What to work on.
Report every line in the listing below where the string "原的先遣" shows up.

Data supplied.
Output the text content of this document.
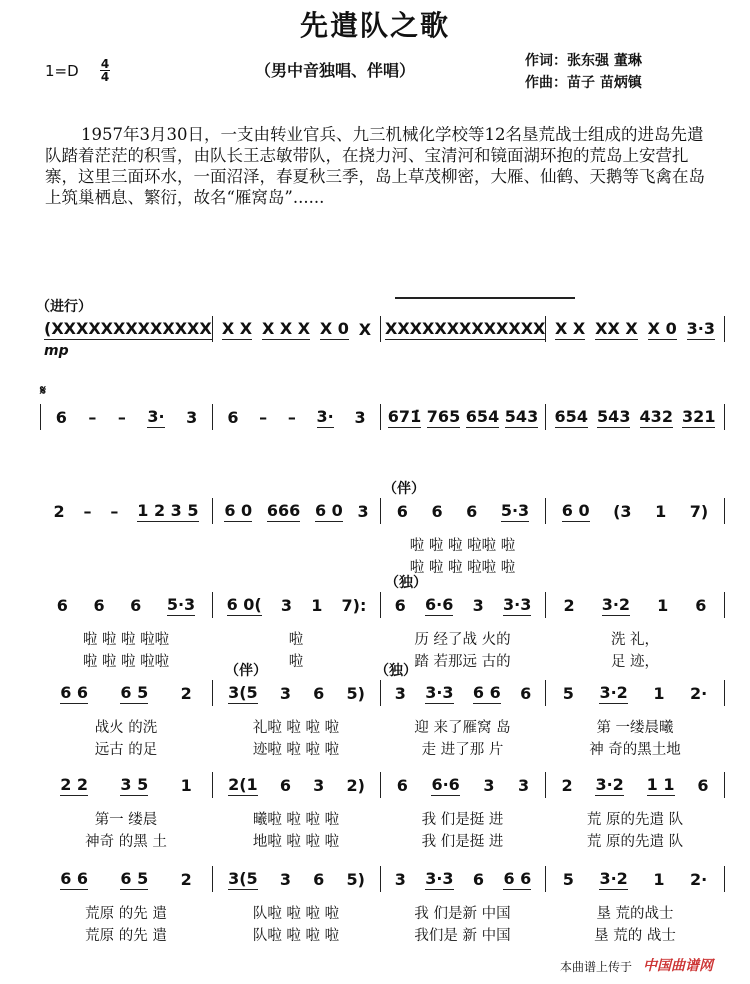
先遣队之歌
1=D 4
4	（男中音独唱、伴唱）	作词：张东强 董琳
作曲：苗子 苗炳镇
1957年3月30日，一支由转业官兵、九三机械化学校等12名垦荒战士组成的进岛先遣队踏着茫茫的积雪，由队长王志敏带队，在挠力河、宝清河和镜面湖环抱的荒岛上安营扎寨，这里三面环水，一面沼泽，春夏秋三季，岛上草茂柳密，大雁、仙鹤、天鹅等飞禽在岛上筑巢栖息、繁衍，故名“雁窝岛”......
（进行）
mp
𝄋
（伴）
（独）
（伴）	（独）
(XXX XXX XXX XXXX X X X X X X 0 X XXX XXX XXX XXXX X X XX X X 0 3·3
6 – – 3· 3 6 – – 3· 3 671̇ 765 654 543 654 543 432 321
2 – – 1 2 3 5 6 0 666 6 0 3 6 6 6 5·3 6 0 (3 1 7)
啦 啦 啦 啦啦 啦
啦 啦 啦 啦啦 啦
6 6 6 5·3 6 0( 3 1 7): 6 6·6 3 3·3 2 3·2 1 6
啦 啦 啦 啦啦	啦	历 经了战 火的	洗 礼，
啦 啦 啦 啦啦	啦	踏 若那远 古的	足 迹，
6 6 6 5 2 3(5 3 6 5) 3 3·3 6 6 6 5 3·2 1 2·
战火 的洗	礼啦 啦 啦 啦	迎 来了雁窝 岛	第 一缕晨曦
远古 的足	迹啦 啦 啦 啦	走 进了那 片	神 奇的黑土地
2 2 3 5 1 2(1 6 3 2) 6 6·6 3 3 2 3·2 1 1 6
第一 缕晨	曦啦 啦 啦 啦	我 们是挺 进	荒 原的先遣 队
神奇 的黑 土	地啦 啦 啦 啦	我 们是挺 进	荒 原的先遣 队
6 6 6 5 2 3(5 3 6 5) 3 3·3 6 6 6 5 3·2 1 2·
荒原 的先 遣	队啦 啦 啦 啦	我 们是新 中国	垦 荒的战士
荒原 的先 遣	队啦 啦 啦 啦	我们是 新 中国	垦 荒的 战士
本曲谱上传于 中国曲谱网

Correct response.
第一 缕晨	曦啦 啦 啦 啦	我 们是挺 进	荒 原的先遣 队
神奇 的黑 土	地啦 啦 啦 啦	我 们是挺 进	荒 原的先遣 队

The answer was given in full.